_What to do:_
Locate each line below that includes "tibia" and reproduce it.

_Excerpted records:_

»»

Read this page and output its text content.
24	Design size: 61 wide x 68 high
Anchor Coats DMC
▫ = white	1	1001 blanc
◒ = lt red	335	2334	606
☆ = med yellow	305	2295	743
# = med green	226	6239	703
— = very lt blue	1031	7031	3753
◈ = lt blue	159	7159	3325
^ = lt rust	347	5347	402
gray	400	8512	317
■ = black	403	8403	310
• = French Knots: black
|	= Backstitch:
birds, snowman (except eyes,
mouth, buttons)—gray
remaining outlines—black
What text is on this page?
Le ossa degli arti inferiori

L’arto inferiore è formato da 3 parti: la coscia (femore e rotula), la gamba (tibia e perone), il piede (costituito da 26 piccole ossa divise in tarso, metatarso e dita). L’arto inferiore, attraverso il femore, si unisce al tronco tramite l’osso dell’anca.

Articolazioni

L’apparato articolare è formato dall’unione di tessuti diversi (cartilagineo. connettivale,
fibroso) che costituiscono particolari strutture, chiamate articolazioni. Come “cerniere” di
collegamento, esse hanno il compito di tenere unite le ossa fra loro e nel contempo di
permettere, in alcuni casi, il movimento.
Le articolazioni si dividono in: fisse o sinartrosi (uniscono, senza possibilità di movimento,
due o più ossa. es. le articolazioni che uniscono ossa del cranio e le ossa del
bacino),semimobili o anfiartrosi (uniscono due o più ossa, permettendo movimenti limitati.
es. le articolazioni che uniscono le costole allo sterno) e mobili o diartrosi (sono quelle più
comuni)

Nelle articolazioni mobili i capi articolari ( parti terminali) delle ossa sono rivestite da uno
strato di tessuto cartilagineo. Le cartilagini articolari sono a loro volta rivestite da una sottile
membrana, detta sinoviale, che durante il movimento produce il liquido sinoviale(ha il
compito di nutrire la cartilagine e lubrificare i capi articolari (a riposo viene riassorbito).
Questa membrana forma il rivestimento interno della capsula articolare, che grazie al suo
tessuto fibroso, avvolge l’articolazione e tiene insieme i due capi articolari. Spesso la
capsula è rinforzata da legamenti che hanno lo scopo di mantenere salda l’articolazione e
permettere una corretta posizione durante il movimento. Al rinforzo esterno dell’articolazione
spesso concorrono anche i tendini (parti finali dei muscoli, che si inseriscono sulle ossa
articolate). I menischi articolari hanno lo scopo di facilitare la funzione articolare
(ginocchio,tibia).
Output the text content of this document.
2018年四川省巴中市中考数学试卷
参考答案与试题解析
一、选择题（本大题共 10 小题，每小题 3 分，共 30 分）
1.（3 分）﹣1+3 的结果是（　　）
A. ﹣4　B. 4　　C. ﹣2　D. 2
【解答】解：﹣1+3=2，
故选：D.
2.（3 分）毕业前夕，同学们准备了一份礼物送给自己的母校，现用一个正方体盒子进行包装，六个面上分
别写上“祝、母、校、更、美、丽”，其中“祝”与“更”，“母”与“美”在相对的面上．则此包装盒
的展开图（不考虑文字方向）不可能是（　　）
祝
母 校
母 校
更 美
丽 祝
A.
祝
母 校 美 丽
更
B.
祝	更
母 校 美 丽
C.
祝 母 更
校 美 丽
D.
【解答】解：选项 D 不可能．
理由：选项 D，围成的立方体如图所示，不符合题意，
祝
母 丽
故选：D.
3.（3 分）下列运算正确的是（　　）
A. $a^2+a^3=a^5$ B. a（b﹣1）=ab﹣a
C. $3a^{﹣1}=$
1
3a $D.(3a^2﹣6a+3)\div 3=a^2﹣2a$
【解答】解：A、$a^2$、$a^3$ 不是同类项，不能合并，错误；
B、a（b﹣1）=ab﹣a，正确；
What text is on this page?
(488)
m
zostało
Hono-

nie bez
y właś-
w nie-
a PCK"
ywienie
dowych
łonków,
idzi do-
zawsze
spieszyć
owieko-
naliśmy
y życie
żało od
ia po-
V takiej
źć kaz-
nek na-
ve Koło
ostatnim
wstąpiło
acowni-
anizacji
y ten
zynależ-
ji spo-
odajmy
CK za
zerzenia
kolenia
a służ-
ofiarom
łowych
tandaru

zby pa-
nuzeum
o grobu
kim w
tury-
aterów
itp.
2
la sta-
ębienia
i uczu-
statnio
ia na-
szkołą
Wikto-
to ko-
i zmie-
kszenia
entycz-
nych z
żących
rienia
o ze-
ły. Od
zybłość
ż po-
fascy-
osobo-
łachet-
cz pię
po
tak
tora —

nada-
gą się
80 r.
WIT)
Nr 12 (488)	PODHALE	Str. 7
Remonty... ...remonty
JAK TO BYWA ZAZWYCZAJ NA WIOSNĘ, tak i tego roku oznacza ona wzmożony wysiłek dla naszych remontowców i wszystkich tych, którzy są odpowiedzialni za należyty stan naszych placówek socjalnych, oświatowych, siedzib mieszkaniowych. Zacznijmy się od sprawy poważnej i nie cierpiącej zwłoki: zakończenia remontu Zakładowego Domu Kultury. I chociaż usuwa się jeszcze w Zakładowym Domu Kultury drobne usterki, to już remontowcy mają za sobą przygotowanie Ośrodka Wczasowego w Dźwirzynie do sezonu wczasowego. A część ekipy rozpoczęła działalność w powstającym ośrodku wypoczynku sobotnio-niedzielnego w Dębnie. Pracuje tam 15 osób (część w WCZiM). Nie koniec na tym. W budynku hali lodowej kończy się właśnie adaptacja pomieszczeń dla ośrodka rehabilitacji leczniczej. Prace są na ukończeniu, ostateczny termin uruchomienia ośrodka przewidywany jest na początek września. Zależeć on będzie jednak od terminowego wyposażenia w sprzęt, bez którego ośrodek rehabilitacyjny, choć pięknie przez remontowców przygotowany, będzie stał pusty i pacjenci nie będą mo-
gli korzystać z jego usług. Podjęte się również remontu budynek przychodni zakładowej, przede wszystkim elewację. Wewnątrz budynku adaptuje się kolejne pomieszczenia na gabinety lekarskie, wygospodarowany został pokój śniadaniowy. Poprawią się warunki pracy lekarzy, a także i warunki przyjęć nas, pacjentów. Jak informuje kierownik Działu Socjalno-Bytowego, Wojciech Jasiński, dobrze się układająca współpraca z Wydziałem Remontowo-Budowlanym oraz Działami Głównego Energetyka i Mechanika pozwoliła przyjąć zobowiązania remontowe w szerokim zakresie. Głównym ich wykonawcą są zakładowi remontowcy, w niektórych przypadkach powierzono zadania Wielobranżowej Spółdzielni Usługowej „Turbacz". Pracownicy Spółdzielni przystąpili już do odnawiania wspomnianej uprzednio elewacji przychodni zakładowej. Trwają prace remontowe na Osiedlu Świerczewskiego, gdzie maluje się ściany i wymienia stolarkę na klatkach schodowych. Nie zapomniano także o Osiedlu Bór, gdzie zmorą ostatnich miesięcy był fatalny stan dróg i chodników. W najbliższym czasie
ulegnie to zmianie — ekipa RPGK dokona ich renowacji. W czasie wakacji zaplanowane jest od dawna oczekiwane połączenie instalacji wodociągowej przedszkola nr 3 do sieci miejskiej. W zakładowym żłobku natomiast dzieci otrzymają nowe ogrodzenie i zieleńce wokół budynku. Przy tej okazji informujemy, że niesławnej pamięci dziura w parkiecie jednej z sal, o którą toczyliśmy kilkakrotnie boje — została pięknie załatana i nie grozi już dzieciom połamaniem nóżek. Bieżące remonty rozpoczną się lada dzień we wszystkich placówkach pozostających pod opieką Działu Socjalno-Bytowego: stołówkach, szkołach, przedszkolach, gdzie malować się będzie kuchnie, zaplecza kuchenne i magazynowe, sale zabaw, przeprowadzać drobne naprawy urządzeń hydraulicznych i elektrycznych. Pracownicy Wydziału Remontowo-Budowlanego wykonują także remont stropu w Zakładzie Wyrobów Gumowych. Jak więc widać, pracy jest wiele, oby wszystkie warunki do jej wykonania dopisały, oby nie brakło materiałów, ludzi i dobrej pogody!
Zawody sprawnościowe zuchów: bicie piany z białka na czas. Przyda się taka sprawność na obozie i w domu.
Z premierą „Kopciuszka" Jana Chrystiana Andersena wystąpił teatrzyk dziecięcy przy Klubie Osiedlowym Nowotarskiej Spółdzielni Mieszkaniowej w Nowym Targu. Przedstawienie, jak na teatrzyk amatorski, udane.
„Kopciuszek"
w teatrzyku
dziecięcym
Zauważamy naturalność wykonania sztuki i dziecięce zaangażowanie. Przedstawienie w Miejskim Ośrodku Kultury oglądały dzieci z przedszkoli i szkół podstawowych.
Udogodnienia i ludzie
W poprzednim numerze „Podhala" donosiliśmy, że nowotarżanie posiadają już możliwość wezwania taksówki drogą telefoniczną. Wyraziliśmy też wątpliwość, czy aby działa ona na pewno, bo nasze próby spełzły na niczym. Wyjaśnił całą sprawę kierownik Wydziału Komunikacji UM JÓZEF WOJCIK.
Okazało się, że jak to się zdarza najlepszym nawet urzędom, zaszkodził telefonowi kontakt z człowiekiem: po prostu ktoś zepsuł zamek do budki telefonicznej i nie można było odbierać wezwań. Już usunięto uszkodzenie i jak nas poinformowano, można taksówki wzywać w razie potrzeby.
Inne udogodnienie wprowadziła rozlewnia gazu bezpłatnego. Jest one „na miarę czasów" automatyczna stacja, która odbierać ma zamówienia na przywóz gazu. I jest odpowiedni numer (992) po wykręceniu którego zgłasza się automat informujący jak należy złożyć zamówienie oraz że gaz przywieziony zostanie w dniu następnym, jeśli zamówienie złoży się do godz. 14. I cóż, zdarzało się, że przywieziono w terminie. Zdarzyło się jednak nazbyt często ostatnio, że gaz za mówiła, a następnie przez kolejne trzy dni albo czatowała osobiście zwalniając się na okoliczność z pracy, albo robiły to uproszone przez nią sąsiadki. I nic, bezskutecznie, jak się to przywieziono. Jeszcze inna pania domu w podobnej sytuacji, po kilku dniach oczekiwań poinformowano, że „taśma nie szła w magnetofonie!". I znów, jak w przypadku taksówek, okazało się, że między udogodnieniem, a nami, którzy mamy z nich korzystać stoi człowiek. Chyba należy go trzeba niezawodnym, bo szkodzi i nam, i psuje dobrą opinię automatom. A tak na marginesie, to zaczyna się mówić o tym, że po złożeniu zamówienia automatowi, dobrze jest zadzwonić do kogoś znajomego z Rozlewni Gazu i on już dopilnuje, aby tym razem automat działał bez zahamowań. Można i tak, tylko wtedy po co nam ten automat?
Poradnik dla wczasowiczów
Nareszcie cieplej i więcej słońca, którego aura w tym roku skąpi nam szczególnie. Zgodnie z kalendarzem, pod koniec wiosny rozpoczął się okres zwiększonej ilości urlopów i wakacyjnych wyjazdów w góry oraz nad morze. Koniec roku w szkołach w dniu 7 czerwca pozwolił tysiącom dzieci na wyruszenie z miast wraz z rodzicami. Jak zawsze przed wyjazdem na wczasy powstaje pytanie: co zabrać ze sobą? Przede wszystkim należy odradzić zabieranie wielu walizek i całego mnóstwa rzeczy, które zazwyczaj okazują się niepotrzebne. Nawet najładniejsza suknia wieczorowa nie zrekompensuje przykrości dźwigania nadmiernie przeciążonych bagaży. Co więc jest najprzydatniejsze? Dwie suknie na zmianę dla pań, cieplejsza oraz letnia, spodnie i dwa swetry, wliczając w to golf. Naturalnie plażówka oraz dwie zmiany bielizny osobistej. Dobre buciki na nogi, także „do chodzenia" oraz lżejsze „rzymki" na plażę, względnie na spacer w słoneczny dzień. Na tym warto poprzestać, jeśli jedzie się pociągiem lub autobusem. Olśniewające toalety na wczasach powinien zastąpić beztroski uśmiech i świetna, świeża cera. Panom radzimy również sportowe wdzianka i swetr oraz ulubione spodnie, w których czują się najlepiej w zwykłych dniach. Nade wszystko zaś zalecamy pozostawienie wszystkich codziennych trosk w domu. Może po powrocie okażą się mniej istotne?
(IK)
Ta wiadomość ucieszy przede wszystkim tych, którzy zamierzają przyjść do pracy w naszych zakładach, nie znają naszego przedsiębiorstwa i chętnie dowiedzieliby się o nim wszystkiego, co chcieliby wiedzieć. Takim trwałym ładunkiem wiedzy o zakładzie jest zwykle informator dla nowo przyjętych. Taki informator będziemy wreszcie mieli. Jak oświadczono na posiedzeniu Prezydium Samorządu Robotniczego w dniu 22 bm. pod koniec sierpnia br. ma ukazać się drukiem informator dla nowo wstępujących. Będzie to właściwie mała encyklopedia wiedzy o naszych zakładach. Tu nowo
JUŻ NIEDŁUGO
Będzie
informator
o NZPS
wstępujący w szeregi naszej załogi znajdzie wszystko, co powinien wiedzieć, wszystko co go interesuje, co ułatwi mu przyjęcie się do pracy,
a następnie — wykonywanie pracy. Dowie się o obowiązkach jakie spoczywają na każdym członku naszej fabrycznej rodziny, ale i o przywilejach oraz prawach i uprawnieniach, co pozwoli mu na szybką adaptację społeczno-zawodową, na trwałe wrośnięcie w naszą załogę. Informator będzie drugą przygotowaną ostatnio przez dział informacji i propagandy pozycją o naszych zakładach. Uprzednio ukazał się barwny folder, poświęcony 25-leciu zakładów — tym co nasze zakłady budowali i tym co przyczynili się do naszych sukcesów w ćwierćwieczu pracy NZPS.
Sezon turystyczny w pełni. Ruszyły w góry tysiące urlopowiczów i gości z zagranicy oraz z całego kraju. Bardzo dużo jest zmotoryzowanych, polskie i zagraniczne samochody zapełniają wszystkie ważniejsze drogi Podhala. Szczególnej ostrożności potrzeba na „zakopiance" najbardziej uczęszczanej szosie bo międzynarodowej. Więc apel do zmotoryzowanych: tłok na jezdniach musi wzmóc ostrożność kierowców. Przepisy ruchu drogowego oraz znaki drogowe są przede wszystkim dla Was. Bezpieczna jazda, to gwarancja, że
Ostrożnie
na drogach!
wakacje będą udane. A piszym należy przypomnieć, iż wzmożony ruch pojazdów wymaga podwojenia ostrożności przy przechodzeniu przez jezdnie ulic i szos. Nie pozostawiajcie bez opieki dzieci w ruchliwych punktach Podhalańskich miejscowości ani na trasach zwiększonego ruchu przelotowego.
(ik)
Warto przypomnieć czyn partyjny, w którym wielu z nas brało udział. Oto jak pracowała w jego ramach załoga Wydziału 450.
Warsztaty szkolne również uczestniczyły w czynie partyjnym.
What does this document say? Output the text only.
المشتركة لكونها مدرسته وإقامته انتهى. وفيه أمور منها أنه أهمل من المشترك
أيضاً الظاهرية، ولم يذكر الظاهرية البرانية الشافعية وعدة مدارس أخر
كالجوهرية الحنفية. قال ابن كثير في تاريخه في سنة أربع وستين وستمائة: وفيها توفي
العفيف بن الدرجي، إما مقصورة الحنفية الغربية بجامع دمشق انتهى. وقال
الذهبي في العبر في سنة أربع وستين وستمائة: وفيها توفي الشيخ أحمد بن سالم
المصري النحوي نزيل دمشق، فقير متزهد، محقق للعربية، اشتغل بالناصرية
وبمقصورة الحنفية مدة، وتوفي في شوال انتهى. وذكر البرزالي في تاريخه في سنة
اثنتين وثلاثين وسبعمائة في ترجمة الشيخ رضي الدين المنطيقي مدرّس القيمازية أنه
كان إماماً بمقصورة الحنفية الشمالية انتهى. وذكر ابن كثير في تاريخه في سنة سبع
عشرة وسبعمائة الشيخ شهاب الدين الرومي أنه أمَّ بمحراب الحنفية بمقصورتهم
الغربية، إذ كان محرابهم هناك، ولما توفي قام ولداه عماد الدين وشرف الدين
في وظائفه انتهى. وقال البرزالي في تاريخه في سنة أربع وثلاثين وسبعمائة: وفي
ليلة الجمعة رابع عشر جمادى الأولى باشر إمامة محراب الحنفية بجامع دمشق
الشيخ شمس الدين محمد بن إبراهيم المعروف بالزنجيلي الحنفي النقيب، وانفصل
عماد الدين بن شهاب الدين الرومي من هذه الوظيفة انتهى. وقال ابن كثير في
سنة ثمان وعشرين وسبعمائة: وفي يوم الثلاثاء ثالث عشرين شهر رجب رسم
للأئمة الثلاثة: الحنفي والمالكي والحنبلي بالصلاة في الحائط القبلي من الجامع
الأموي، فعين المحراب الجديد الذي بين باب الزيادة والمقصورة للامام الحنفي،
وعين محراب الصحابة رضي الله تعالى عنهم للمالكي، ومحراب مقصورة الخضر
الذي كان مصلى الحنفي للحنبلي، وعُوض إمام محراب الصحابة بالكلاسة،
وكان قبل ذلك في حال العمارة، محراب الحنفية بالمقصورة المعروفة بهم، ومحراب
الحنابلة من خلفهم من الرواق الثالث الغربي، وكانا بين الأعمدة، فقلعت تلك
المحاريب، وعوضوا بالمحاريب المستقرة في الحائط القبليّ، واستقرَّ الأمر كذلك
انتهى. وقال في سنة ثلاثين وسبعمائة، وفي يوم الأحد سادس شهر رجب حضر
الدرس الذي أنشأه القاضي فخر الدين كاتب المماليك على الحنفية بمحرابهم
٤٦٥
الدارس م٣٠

««

_Response below:_
L’arto inferiore è formato da 3 parti: la coscia (femore e rotula), la gamba (tibia e perone), il piede (costituito da 26 piccole ossa divise in tarso, metatarso e dita). L’arto inferiore, attraverso il femore, si unisce al tronco tramite l’osso dell’anca.
(ginocchio,tibia).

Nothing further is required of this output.